What you should do —
All entries should be output exactly as they stand.

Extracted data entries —
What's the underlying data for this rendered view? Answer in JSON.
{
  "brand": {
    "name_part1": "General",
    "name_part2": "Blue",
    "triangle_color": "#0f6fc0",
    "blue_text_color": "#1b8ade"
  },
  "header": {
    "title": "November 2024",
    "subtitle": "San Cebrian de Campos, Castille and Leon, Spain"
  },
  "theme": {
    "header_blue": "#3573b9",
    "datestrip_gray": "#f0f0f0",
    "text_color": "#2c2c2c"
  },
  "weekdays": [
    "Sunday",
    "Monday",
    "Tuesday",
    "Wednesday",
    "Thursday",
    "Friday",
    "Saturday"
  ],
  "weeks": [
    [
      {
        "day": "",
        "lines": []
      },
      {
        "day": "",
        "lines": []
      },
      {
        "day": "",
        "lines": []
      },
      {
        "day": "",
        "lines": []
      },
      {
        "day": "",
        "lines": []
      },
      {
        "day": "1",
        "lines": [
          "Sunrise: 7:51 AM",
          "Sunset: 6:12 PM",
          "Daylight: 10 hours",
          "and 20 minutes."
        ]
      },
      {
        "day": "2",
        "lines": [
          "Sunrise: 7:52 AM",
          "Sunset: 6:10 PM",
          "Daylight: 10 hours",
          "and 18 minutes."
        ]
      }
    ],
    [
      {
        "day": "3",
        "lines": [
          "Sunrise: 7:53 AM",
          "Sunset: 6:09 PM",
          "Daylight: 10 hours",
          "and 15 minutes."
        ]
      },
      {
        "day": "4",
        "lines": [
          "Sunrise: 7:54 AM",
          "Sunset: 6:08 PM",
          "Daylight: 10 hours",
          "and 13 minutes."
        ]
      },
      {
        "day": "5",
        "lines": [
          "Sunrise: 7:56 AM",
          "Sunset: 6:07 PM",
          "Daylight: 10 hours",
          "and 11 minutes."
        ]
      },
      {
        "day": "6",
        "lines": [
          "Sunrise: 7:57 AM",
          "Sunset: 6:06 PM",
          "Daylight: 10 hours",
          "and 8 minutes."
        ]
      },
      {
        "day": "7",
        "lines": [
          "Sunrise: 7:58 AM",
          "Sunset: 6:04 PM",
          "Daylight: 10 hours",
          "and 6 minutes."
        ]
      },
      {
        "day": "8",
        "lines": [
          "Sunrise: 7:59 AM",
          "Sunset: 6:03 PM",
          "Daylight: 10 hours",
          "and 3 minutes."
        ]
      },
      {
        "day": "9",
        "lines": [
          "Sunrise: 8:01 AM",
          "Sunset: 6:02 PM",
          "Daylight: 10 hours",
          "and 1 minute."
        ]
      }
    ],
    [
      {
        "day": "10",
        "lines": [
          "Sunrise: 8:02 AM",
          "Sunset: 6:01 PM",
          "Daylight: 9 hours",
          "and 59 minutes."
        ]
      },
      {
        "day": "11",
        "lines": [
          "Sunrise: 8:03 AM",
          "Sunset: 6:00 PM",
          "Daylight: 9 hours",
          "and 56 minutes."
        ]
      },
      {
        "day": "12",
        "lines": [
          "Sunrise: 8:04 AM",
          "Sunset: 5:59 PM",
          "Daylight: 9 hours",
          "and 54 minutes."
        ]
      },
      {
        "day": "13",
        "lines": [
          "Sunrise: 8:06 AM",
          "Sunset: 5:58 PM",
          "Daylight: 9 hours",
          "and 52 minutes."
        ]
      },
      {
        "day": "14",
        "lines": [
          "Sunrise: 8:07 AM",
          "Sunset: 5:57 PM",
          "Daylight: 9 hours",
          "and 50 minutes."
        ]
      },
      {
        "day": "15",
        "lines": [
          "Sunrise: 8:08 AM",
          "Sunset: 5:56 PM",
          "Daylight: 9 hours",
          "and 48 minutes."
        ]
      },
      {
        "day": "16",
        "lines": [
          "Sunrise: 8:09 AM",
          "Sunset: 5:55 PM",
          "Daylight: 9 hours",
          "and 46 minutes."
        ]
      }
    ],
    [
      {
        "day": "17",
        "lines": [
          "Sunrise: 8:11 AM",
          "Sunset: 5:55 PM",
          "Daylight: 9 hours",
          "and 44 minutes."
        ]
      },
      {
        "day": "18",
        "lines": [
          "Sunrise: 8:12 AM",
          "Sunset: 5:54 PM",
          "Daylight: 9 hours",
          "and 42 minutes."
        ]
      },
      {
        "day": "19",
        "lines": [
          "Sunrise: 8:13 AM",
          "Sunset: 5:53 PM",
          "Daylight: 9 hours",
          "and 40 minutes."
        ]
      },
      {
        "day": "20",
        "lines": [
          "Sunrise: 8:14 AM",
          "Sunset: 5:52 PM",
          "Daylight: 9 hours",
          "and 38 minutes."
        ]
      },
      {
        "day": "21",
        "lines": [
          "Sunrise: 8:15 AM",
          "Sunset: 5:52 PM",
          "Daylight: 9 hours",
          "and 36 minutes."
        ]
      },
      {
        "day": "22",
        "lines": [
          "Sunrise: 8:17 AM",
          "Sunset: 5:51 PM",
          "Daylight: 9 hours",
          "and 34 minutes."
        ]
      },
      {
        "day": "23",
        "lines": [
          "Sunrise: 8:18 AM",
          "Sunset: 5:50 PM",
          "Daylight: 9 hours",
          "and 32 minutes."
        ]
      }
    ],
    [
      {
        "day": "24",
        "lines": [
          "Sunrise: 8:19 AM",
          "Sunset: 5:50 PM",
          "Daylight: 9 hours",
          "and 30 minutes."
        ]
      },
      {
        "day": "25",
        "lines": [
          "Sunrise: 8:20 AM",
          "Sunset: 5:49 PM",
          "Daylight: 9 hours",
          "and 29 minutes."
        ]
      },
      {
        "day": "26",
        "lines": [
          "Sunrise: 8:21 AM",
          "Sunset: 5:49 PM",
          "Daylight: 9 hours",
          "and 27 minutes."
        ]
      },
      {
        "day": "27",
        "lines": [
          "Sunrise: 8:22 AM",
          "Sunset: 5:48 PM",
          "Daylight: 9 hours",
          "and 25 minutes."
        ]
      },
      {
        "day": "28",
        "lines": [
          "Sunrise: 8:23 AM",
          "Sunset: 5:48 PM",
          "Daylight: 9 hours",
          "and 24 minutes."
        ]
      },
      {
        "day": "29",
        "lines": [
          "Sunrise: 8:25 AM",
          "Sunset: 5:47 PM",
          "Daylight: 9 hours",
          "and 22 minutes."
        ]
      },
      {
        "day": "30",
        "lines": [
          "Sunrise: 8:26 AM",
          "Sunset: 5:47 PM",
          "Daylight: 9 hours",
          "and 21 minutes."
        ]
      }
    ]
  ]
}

Task solution —
What's the underlying data for this rendered view? Answer in JSON.
{
  "brand": {
    "name_part1": "General",
    "name_part2": "Blue",
    "triangle_color": "#0f6fc0",
    "blue_text_color": "#1b8ade"
  },
  "header": {
    "title": "November 2024",
    "subtitle": "San Cebrian de Campos, Castille and Leon, Spain"
  },
  "theme": {
    "header_blue": "#3573b9",
    "datestrip_gray": "#f0f0f0",
    "text_color": "#2c2c2c"
  },
  "weekdays": [
    "Sunday",
    "Monday",
    "Tuesday",
    "Wednesday",
    "Thursday",
    "Friday",
    "Saturday"
  ],
  "weeks": [
    [
      {
        "day": "",
        "lines": []
      },
      {
        "day": "",
        "lines": []
      },
      {
        "day": "",
        "lines": []
      },
      {
        "day": "",
        "lines": []
      },
      {
        "day": "",
        "lines": []
      },
      {
        "day": "1",
        "lines": [
          "Sunrise: 7:51 AM",
          "Sunset: 6:12 PM",
          "Daylight: 10 hours",
          "and 20 minutes."
        ]
      },
      {
        "day": "2",
        "lines": [
          "Sunrise: 7:52 AM",
          "Sunset: 6:10 PM",
          "Daylight: 10 hours",
          "and 18 minutes."
        ]
      }
    ],
    [
      {
        "day": "3",
        "lines": [
          "Sunrise: 7:53 AM",
          "Sunset: 6:09 PM",
          "Daylight: 10 hours",
          "and 15 minutes."
        ]
      },
      {
        "day": "4",
        "lines": [
          "Sunrise: 7:54 AM",
          "Sunset: 6:08 PM",
          "Daylight: 10 hours",
          "and 13 minutes."
        ]
      },
      {
        "day": "5",
        "lines": [
          "Sunrise: 7:56 AM",
          "Sunset: 6:07 PM",
          "Daylight: 10 hours",
          "and 11 minutes."
        ]
      },
      {
        "day": "6",
        "lines": [
          "Sunrise: 7:57 AM",
          "Sunset: 6:06 PM",
          "Daylight: 10 hours",
          "and 8 minutes."
        ]
      },
      {
        "day": "7",
        "lines": [
          "Sunrise: 7:58 AM",
          "Sunset: 6:04 PM",
          "Daylight: 10 hours",
          "and 6 minutes."
        ]
      },
      {
        "day": "8",
        "lines": [
          "Sunrise: 7:59 AM",
          "Sunset: 6:03 PM",
          "Daylight: 10 hours",
          "and 3 minutes."
        ]
      },
      {
        "day": "9",
        "lines": [
          "Sunrise: 8:01 AM",
          "Sunset: 6:02 PM",
          "Daylight: 10 hours",
          "and 1 minute."
        ]
      }
    ],
    [
      {
        "day": "10",
        "lines": [
          "Sunrise: 8:02 AM",
          "Sunset: 6:01 PM",
          "Daylight: 9 hours",
          "and 59 minutes."
        ]
      },
      {
        "day": "11",
        "lines": [
          "Sunrise: 8:03 AM",
          "Sunset: 6:00 PM",
          "Daylight: 9 hours",
          "and 56 minutes."
        ]
      },
      {
        "day": "12",
        "lines": [
          "Sunrise: 8:04 AM",
          "Sunset: 5:59 PM",
          "Daylight: 9 hours",
          "and 54 minutes."
        ]
      },
      {
        "day": "13",
        "lines": [
          "Sunrise: 8:06 AM",
          "Sunset: 5:58 PM",
          "Daylight: 9 hours",
          "and 52 minutes."
        ]
      },
      {
        "day": "14",
        "lines": [
          "Sunrise: 8:07 AM",
          "Sunset: 5:57 PM",
          "Daylight: 9 hours",
          "and 50 minutes."
        ]
      },
      {
        "day": "15",
        "lines": [
          "Sunrise: 8:08 AM",
          "Sunset: 5:56 PM",
          "Daylight: 9 hours",
          "and 48 minutes."
        ]
      },
      {
        "day": "16",
        "lines": [
          "Sunrise: 8:09 AM",
          "Sunset: 5:55 PM",
          "Daylight: 9 hours",
          "and 46 minutes."
        ]
      }
    ],
    [
      {
        "day": "17",
        "lines": [
          "Sunrise: 8:11 AM",
          "Sunset: 5:55 PM",
          "Daylight: 9 hours",
          "and 44 minutes."
        ]
      },
      {
        "day": "18",
        "lines": [
          "Sunrise: 8:12 AM",
          "Sunset: 5:54 PM",
          "Daylight: 9 hours",
          "and 42 minutes."
        ]
      },
      {
        "day": "19",
        "lines": [
          "Sunrise: 8:13 AM",
          "Sunset: 5:53 PM",
          "Daylight: 9 hours",
          "and 40 minutes."
        ]
      },
      {
        "day": "20",
        "lines": [
          "Sunrise: 8:14 AM",
          "Sunset: 5:52 PM",
          "Daylight: 9 hours",
          "and 38 minutes."
        ]
      },
      {
        "day": "21",
        "lines": [
          "Sunrise: 8:15 AM",
          "Sunset: 5:52 PM",
          "Daylight: 9 hours",
          "and 36 minutes."
        ]
      },
      {
        "day": "22",
        "lines": [
          "Sunrise: 8:17 AM",
          "Sunset: 5:51 PM",
          "Daylight: 9 hours",
          "and 34 minutes."
        ]
      },
      {
        "day": "23",
        "lines": [
          "Sunrise: 8:18 AM",
          "Sunset: 5:50 PM",
          "Daylight: 9 hours",
          "and 32 minutes."
        ]
      }
    ],
    [
      {
        "day": "24",
        "lines": [
          "Sunrise: 8:19 AM",
          "Sunset: 5:50 PM",
          "Daylight: 9 hours",
          "and 30 minutes."
        ]
      },
      {
        "day": "25",
        "lines": [
          "Sunrise: 8:20 AM",
          "Sunset: 5:49 PM",
          "Daylight: 9 hours",
          "and 29 minutes."
        ]
      },
      {
        "day": "26",
        "lines": [
          "Sunrise: 8:21 AM",
          "Sunset: 5:49 PM",
          "Daylight: 9 hours",
          "and 27 minutes."
        ]
      },
      {
        "day": "27",
        "lines": [
          "Sunrise: 8:22 AM",
          "Sunset: 5:48 PM",
          "Daylight: 9 hours",
          "and 25 minutes."
        ]
      },
      {
        "day": "28",
        "lines": [
          "Sunrise: 8:23 AM",
          "Sunset: 5:48 PM",
          "Daylight: 9 hours",
          "and 24 minutes."
        ]
      },
      {
        "day": "29",
        "lines": [
          "Sunrise: 8:25 AM",
          "Sunset: 5:47 PM",
          "Daylight: 9 hours",
          "and 22 minutes."
        ]
      },
      {
        "day": "30",
        "lines": [
          "Sunrise: 8:26 AM",
          "Sunset: 5:47 PM",
          "Daylight: 9 hours",
          "and 21 minutes."
        ]
      }
    ]
  ]
}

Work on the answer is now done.